— START Data extract —
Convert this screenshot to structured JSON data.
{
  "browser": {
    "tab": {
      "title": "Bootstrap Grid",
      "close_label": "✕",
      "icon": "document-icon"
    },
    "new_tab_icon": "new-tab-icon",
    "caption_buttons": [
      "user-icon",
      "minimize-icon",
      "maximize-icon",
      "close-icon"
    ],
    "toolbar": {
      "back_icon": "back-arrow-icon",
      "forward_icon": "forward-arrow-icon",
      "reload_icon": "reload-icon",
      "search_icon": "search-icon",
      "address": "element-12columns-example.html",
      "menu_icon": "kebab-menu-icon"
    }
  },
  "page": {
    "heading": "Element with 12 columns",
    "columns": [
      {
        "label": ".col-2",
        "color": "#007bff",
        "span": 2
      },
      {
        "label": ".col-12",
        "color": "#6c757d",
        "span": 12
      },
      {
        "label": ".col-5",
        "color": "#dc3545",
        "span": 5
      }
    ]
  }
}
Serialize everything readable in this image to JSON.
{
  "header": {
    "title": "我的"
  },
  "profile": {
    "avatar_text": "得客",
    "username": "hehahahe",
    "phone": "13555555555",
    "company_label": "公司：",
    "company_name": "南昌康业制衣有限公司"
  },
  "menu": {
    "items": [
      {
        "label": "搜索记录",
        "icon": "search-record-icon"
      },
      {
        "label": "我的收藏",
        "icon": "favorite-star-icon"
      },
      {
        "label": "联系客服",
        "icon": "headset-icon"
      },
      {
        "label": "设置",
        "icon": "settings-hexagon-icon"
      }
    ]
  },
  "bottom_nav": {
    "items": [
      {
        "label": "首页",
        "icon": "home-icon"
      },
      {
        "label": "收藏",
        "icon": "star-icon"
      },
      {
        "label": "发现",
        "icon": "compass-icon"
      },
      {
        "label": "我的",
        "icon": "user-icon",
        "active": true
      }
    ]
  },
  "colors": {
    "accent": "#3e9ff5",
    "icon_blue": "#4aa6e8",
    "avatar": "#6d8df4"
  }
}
— END Data extract —
* Brief *
Take the line that contains "Serialize everything readable" and each line after it down to the last of the records, and retype them exactly; add nothing else.

* Written reply *
Serialize everything readable in this image to JSON.
{
  "header": {
    "title": "我的"
  },
  "profile": {
    "avatar_text": "得客",
    "username": "hehahahe",
    "phone": "13555555555",
    "company_label": "公司：",
    "company_name": "南昌康业制衣有限公司"
  },
  "menu": {
    "items": [
      {
        "label": "搜索记录",
        "icon": "search-record-icon"
      },
      {
        "label": "我的收藏",
        "icon": "favorite-star-icon"
      },
      {
        "label": "联系客服",
        "icon": "headset-icon"
      },
      {
        "label": "设置",
        "icon": "settings-hexagon-icon"
      }
    ]
  },
  "bottom_nav": {
    "items": [
      {
        "label": "首页",
        "icon": "home-icon"
      },
      {
        "label": "收藏",
        "icon": "star-icon"
      },
      {
        "label": "发现",
        "icon": "compass-icon"
      },
      {
        "label": "我的",
        "icon": "user-icon",
        "active": true
      }
    ]
  },
  "colors": {
    "accent": "#3e9ff5",
    "icon_blue": "#4aa6e8",
    "avatar": "#6d8df4"
  }
}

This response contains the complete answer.